[Data items]
——

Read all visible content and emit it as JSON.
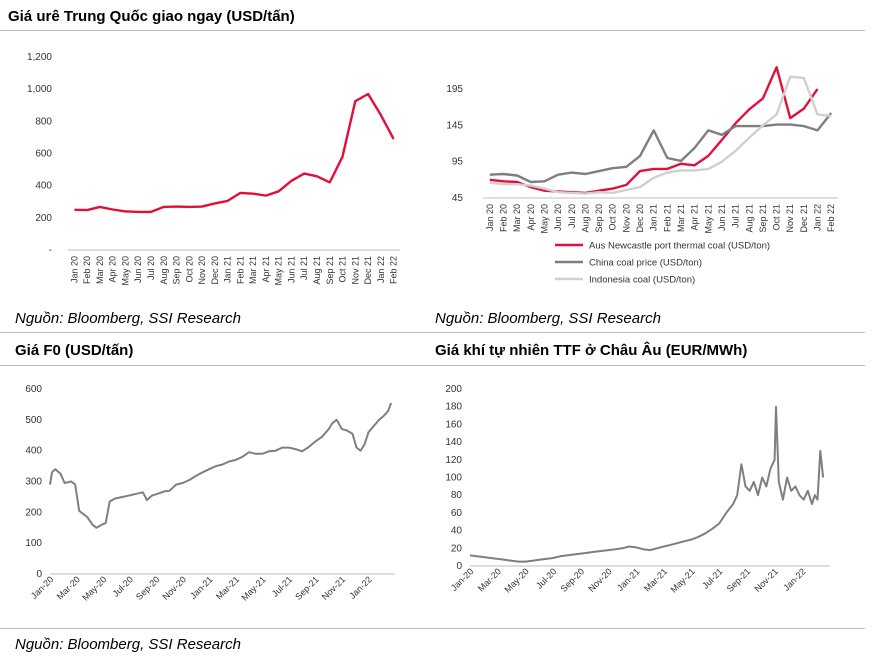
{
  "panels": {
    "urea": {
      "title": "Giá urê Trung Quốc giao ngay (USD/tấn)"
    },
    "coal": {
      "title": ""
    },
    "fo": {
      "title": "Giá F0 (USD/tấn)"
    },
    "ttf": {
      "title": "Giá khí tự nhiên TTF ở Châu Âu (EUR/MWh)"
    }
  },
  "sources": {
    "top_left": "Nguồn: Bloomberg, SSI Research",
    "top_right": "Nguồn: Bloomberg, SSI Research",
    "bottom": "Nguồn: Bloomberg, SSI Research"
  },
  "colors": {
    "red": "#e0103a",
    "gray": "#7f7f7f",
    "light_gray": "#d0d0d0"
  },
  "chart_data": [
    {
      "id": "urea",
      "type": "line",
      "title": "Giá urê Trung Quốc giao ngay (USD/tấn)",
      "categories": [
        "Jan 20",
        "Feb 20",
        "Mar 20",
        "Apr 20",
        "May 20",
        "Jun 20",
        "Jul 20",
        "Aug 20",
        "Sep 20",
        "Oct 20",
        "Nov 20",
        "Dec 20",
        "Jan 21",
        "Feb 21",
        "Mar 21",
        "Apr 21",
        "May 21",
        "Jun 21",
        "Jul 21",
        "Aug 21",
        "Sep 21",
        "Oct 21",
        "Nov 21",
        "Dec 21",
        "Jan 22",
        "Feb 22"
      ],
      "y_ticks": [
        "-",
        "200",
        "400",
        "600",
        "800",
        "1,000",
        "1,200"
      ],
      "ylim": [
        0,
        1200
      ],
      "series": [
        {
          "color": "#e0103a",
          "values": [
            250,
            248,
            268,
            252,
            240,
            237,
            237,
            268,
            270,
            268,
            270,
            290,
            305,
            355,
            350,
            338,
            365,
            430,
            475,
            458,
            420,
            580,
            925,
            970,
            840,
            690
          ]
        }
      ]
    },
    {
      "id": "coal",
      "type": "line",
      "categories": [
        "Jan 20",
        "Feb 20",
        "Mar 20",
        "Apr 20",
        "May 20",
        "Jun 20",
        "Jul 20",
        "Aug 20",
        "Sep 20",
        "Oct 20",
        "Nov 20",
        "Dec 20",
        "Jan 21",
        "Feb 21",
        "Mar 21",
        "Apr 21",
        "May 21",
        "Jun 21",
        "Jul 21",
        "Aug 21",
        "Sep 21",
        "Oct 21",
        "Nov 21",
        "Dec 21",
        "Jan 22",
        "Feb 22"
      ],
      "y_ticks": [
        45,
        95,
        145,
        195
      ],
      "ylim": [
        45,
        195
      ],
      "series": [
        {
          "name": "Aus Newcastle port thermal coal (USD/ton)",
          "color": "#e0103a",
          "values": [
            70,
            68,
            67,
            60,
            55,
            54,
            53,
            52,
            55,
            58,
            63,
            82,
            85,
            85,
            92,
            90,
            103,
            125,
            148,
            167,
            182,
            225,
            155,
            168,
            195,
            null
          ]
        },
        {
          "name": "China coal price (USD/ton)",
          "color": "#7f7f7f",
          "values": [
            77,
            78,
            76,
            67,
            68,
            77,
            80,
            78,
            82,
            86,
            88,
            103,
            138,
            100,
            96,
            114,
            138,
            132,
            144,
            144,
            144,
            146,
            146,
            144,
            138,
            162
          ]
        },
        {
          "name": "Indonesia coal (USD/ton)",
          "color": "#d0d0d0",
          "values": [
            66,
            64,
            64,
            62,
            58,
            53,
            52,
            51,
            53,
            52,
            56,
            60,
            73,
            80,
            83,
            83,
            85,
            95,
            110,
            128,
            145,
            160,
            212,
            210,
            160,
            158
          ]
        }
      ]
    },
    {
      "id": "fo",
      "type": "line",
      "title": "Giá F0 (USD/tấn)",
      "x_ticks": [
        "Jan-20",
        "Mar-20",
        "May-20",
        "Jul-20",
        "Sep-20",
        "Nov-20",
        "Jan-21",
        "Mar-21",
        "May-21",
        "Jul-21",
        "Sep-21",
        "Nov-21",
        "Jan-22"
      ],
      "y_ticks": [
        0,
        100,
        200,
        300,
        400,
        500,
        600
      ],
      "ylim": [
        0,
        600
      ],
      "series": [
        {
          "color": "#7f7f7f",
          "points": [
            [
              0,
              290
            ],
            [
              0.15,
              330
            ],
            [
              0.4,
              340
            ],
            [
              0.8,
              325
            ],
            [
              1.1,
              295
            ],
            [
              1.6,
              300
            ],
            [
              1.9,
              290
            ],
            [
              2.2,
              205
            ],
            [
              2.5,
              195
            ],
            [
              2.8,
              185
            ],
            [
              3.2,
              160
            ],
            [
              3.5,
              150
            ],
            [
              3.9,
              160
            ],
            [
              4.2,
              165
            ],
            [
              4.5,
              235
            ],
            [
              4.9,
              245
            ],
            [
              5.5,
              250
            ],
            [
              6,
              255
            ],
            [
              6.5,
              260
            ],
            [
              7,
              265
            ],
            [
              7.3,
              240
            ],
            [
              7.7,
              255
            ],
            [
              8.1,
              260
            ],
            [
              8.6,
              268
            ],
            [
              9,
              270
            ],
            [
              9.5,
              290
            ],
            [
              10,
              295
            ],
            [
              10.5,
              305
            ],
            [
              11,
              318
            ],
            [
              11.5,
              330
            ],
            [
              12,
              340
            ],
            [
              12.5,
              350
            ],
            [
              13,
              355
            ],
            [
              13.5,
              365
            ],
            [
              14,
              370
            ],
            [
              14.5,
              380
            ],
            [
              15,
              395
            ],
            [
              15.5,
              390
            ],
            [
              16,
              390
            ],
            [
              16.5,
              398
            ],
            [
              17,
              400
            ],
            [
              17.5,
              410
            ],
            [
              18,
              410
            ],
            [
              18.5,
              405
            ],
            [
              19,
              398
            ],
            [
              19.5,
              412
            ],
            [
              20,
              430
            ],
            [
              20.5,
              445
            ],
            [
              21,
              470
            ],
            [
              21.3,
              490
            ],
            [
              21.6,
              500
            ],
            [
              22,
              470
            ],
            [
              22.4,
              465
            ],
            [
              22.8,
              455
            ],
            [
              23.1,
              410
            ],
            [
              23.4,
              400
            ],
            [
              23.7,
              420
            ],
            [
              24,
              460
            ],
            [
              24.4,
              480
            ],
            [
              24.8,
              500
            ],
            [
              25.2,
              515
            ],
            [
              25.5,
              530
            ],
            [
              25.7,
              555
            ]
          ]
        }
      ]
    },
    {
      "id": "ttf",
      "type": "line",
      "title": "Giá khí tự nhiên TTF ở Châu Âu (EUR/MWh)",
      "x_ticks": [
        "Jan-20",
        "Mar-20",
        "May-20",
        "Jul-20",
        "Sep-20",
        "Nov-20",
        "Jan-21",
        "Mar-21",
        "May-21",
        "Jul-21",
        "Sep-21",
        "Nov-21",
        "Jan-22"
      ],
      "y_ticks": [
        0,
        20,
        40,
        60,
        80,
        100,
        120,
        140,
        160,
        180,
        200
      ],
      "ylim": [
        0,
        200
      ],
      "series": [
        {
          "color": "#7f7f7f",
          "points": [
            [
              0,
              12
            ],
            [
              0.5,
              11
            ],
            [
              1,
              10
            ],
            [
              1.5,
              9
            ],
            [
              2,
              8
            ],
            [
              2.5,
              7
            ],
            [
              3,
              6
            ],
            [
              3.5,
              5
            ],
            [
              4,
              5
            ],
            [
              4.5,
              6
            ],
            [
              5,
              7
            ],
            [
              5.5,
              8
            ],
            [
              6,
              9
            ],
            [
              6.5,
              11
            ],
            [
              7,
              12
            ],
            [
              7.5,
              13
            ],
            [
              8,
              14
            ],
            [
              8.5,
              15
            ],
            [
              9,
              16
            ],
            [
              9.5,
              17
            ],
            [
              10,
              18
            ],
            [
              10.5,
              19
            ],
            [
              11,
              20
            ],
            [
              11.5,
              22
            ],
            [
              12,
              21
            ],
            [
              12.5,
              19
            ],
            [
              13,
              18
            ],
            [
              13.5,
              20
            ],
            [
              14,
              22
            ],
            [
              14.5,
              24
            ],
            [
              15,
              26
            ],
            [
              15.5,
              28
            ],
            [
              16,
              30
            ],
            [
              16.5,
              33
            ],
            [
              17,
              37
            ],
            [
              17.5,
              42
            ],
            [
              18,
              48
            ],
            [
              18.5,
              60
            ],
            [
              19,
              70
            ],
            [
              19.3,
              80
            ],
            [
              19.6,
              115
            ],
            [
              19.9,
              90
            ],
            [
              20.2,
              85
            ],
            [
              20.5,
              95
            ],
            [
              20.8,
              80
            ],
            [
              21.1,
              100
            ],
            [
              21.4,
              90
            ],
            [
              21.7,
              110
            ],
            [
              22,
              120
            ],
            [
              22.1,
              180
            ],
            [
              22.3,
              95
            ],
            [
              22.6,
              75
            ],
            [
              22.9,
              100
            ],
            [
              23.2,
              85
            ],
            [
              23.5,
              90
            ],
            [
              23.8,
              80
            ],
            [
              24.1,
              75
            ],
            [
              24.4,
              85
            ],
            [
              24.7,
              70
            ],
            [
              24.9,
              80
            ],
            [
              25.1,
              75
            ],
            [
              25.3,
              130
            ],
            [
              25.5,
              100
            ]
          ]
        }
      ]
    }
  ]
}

——

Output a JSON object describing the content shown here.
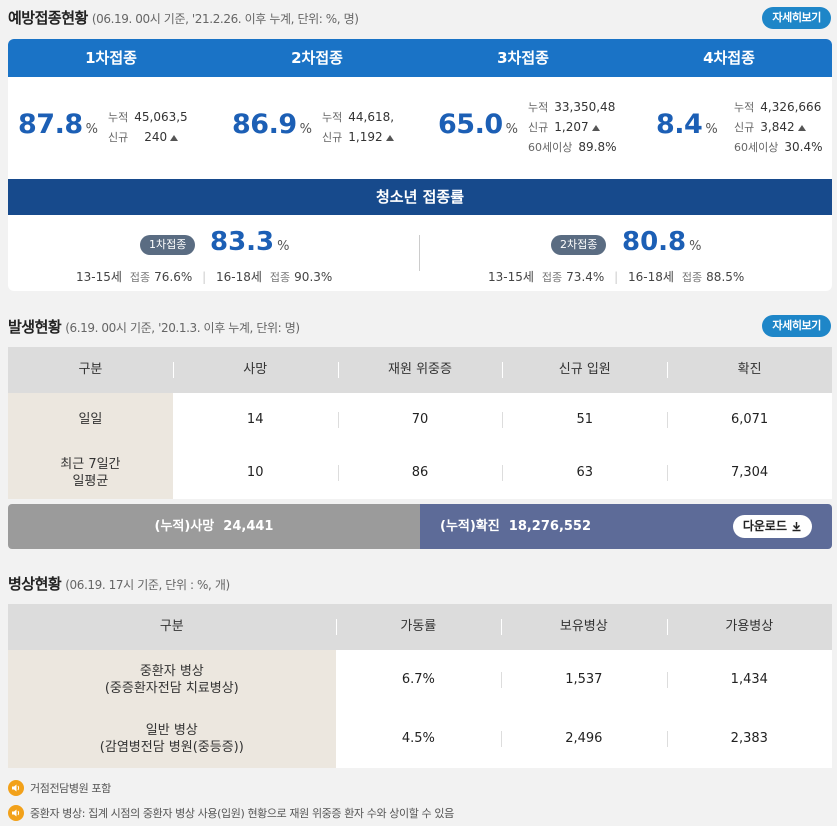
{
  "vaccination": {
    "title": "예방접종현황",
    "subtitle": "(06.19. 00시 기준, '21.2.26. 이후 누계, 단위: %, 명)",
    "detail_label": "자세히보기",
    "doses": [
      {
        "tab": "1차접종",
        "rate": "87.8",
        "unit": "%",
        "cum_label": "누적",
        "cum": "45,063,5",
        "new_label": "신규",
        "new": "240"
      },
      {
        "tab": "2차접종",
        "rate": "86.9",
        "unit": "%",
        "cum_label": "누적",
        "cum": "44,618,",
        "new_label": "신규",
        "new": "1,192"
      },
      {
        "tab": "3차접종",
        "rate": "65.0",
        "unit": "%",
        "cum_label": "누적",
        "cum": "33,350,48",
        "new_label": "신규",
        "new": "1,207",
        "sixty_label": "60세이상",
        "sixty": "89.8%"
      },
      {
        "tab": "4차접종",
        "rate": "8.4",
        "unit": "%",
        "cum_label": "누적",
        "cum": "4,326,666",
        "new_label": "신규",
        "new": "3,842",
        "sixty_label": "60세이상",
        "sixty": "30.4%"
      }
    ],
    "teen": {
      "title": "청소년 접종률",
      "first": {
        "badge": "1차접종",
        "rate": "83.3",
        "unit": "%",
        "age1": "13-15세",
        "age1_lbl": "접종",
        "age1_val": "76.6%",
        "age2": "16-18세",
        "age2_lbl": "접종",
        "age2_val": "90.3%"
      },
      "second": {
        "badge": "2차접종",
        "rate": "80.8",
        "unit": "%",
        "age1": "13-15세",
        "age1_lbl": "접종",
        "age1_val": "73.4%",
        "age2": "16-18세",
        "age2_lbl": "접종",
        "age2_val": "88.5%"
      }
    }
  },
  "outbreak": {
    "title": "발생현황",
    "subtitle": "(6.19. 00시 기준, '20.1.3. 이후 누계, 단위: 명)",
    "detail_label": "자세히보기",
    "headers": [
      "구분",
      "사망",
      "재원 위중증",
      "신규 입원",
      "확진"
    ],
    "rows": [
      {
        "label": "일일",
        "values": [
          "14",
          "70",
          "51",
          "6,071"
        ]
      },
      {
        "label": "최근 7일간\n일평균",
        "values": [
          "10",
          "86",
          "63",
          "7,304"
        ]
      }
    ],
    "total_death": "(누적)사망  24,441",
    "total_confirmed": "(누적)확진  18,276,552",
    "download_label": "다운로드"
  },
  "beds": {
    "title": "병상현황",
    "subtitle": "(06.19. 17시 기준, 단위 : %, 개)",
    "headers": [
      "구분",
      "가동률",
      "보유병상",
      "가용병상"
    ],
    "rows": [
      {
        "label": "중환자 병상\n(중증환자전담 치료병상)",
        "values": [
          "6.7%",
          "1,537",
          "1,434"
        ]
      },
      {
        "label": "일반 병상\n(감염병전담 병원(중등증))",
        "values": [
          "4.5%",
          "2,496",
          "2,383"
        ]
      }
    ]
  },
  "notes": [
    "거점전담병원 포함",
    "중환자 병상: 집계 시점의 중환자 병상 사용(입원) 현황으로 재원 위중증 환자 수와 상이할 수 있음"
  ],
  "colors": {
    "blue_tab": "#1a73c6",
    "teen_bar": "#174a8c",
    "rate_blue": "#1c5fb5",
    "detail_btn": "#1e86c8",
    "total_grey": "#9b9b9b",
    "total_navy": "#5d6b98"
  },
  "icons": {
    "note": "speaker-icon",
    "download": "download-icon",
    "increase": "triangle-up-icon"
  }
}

——

**Instruction**: Search the data for "content". Copy every matching line.

**Answer to this exercise**:
Read all visible content and emit it as JSON.
Output a JSON object describing the content shown here.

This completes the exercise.